Stored data entries:
━━━━━━━━━━━━━━━━━━━━━━━━━━━━━━
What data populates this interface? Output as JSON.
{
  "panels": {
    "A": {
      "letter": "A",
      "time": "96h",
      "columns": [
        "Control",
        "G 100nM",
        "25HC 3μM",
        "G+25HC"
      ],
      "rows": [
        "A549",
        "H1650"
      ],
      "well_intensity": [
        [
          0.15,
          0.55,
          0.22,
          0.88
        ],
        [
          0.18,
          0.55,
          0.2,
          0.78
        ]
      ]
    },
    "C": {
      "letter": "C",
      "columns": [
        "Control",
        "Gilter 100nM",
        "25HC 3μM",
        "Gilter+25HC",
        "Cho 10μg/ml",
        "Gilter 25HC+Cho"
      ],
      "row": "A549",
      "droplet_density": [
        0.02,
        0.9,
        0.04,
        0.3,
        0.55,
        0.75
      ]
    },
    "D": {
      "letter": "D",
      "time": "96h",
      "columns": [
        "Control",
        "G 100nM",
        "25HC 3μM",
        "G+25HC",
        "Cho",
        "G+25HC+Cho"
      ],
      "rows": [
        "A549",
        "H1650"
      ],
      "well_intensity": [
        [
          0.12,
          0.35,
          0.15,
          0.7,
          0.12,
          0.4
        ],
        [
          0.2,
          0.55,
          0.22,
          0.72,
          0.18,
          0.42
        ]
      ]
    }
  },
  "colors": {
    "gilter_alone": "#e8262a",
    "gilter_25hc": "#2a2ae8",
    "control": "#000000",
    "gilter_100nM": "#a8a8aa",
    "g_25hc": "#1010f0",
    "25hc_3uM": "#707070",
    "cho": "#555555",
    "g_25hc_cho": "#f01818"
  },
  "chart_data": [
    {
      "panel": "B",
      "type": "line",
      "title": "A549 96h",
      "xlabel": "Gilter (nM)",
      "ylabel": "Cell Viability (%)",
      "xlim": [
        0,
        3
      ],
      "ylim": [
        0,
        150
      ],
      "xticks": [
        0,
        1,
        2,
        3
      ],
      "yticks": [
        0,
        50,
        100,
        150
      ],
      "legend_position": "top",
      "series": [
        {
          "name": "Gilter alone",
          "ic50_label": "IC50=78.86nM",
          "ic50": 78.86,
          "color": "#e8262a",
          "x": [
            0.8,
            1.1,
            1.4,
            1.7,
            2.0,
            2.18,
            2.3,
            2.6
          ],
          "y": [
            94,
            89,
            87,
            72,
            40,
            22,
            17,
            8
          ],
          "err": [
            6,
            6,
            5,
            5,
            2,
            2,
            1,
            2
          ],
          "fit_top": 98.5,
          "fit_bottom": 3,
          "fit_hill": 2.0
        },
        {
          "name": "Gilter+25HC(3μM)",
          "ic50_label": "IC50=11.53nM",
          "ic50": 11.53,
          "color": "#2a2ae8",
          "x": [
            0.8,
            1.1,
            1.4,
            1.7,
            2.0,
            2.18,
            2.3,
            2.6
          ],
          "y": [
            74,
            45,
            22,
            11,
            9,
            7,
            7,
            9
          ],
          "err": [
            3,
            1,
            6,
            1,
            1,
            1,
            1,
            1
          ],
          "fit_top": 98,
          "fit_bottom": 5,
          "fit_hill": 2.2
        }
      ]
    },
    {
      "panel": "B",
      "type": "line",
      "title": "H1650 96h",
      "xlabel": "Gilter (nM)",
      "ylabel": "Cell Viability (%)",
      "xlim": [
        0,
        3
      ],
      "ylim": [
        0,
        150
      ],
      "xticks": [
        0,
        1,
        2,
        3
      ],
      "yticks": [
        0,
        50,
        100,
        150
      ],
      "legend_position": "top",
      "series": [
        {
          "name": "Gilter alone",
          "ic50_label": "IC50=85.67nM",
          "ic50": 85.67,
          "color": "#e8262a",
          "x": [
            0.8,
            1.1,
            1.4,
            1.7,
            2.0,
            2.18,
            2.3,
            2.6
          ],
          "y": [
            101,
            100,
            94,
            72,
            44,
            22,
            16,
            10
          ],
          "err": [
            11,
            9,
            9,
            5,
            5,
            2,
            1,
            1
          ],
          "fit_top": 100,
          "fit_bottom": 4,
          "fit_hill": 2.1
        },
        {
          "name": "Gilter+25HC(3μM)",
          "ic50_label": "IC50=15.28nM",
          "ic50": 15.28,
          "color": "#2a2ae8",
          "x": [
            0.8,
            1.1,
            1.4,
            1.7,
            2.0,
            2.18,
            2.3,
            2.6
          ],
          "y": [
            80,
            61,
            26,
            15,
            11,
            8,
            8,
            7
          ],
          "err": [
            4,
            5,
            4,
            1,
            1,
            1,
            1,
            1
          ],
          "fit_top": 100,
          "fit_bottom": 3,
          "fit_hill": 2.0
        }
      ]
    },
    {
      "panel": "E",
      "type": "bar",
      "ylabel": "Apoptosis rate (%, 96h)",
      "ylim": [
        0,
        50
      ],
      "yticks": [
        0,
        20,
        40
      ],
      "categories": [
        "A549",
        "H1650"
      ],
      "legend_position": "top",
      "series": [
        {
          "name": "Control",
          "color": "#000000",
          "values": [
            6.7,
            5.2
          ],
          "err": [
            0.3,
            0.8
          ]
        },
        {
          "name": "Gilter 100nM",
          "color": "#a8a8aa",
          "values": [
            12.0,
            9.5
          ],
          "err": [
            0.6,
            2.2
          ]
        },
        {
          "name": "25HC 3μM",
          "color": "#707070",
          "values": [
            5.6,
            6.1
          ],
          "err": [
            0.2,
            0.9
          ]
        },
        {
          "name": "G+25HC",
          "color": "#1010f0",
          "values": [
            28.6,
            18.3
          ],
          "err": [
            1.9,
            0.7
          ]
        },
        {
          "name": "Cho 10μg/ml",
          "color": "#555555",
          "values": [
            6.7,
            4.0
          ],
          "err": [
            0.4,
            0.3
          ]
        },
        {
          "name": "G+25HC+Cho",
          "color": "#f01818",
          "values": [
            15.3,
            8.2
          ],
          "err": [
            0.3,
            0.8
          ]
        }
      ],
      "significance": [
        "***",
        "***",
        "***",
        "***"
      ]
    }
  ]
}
━━━━━━━━━━━━━━━━━━━━━━━━━━━━━━
Directions. Copy out the whole listing exactly; please set it all down.

The response.
What data populates this interface? Output as JSON.
{
  "panels": {
    "A": {
      "letter": "A",
      "time": "96h",
      "columns": [
        "Control",
        "G 100nM",
        "25HC 3μM",
        "G+25HC"
      ],
      "rows": [
        "A549",
        "H1650"
      ],
      "well_intensity": [
        [
          0.15,
          0.55,
          0.22,
          0.88
        ],
        [
          0.18,
          0.55,
          0.2,
          0.78
        ]
      ]
    },
    "C": {
      "letter": "C",
      "columns": [
        "Control",
        "Gilter 100nM",
        "25HC 3μM",
        "Gilter+25HC",
        "Cho 10μg/ml",
        "Gilter 25HC+Cho"
      ],
      "row": "A549",
      "droplet_density": [
        0.02,
        0.9,
        0.04,
        0.3,
        0.55,
        0.75
      ]
    },
    "D": {
      "letter": "D",
      "time": "96h",
      "columns": [
        "Control",
        "G 100nM",
        "25HC 3μM",
        "G+25HC",
        "Cho",
        "G+25HC+Cho"
      ],
      "rows": [
        "A549",
        "H1650"
      ],
      "well_intensity": [
        [
          0.12,
          0.35,
          0.15,
          0.7,
          0.12,
          0.4
        ],
        [
          0.2,
          0.55,
          0.22,
          0.72,
          0.18,
          0.42
        ]
      ]
    }
  },
  "colors": {
    "gilter_alone": "#e8262a",
    "gilter_25hc": "#2a2ae8",
    "control": "#000000",
    "gilter_100nM": "#a8a8aa",
    "g_25hc": "#1010f0",
    "25hc_3uM": "#707070",
    "cho": "#555555",
    "g_25hc_cho": "#f01818"
  },
  "chart_data": [
    {
      "panel": "B",
      "type": "line",
      "title": "A549 96h",
      "xlabel": "Gilter (nM)",
      "ylabel": "Cell Viability (%)",
      "xlim": [
        0,
        3
      ],
      "ylim": [
        0,
        150
      ],
      "xticks": [
        0,
        1,
        2,
        3
      ],
      "yticks": [
        0,
        50,
        100,
        150
      ],
      "legend_position": "top",
      "series": [
        {
          "name": "Gilter alone",
          "ic50_label": "IC50=78.86nM",
          "ic50": 78.86,
          "color": "#e8262a",
          "x": [
            0.8,
            1.1,
            1.4,
            1.7,
            2.0,
            2.18,
            2.3,
            2.6
          ],
          "y": [
            94,
            89,
            87,
            72,
            40,
            22,
            17,
            8
          ],
          "err": [
            6,
            6,
            5,
            5,
            2,
            2,
            1,
            2
          ],
          "fit_top": 98.5,
          "fit_bottom": 3,
          "fit_hill": 2.0
        },
        {
          "name": "Gilter+25HC(3μM)",
          "ic50_label": "IC50=11.53nM",
          "ic50": 11.53,
          "color": "#2a2ae8",
          "x": [
            0.8,
            1.1,
            1.4,
            1.7,
            2.0,
            2.18,
            2.3,
            2.6
          ],
          "y": [
            74,
            45,
            22,
            11,
            9,
            7,
            7,
            9
          ],
          "err": [
            3,
            1,
            6,
            1,
            1,
            1,
            1,
            1
          ],
          "fit_top": 98,
          "fit_bottom": 5,
          "fit_hill": 2.2
        }
      ]
    },
    {
      "panel": "B",
      "type": "line",
      "title": "H1650 96h",
      "xlabel": "Gilter (nM)",
      "ylabel": "Cell Viability (%)",
      "xlim": [
        0,
        3
      ],
      "ylim": [
        0,
        150
      ],
      "xticks": [
        0,
        1,
        2,
        3
      ],
      "yticks": [
        0,
        50,
        100,
        150
      ],
      "legend_position": "top",
      "series": [
        {
          "name": "Gilter alone",
          "ic50_label": "IC50=85.67nM",
          "ic50": 85.67,
          "color": "#e8262a",
          "x": [
            0.8,
            1.1,
            1.4,
            1.7,
            2.0,
            2.18,
            2.3,
            2.6
          ],
          "y": [
            101,
            100,
            94,
            72,
            44,
            22,
            16,
            10
          ],
          "err": [
            11,
            9,
            9,
            5,
            5,
            2,
            1,
            1
          ],
          "fit_top": 100,
          "fit_bottom": 4,
          "fit_hill": 2.1
        },
        {
          "name": "Gilter+25HC(3μM)",
          "ic50_label": "IC50=15.28nM",
          "ic50": 15.28,
          "color": "#2a2ae8",
          "x": [
            0.8,
            1.1,
            1.4,
            1.7,
            2.0,
            2.18,
            2.3,
            2.6
          ],
          "y": [
            80,
            61,
            26,
            15,
            11,
            8,
            8,
            7
          ],
          "err": [
            4,
            5,
            4,
            1,
            1,
            1,
            1,
            1
          ],
          "fit_top": 100,
          "fit_bottom": 3,
          "fit_hill": 2.0
        }
      ]
    },
    {
      "panel": "E",
      "type": "bar",
      "ylabel": "Apoptosis rate (%, 96h)",
      "ylim": [
        0,
        50
      ],
      "yticks": [
        0,
        20,
        40
      ],
      "categories": [
        "A549",
        "H1650"
      ],
      "legend_position": "top",
      "series": [
        {
          "name": "Control",
          "color": "#000000",
          "values": [
            6.7,
            5.2
          ],
          "err": [
            0.3,
            0.8
          ]
        },
        {
          "name": "Gilter 100nM",
          "color": "#a8a8aa",
          "values": [
            12.0,
            9.5
          ],
          "err": [
            0.6,
            2.2
          ]
        },
        {
          "name": "25HC 3μM",
          "color": "#707070",
          "values": [
            5.6,
            6.1
          ],
          "err": [
            0.2,
            0.9
          ]
        },
        {
          "name": "G+25HC",
          "color": "#1010f0",
          "values": [
            28.6,
            18.3
          ],
          "err": [
            1.9,
            0.7
          ]
        },
        {
          "name": "Cho 10μg/ml",
          "color": "#555555",
          "values": [
            6.7,
            4.0
          ],
          "err": [
            0.4,
            0.3
          ]
        },
        {
          "name": "G+25HC+Cho",
          "color": "#f01818",
          "values": [
            15.3,
            8.2
          ],
          "err": [
            0.3,
            0.8
          ]
        }
      ],
      "significance": [
        "***",
        "***",
        "***",
        "***"
      ]
    }
  ]
}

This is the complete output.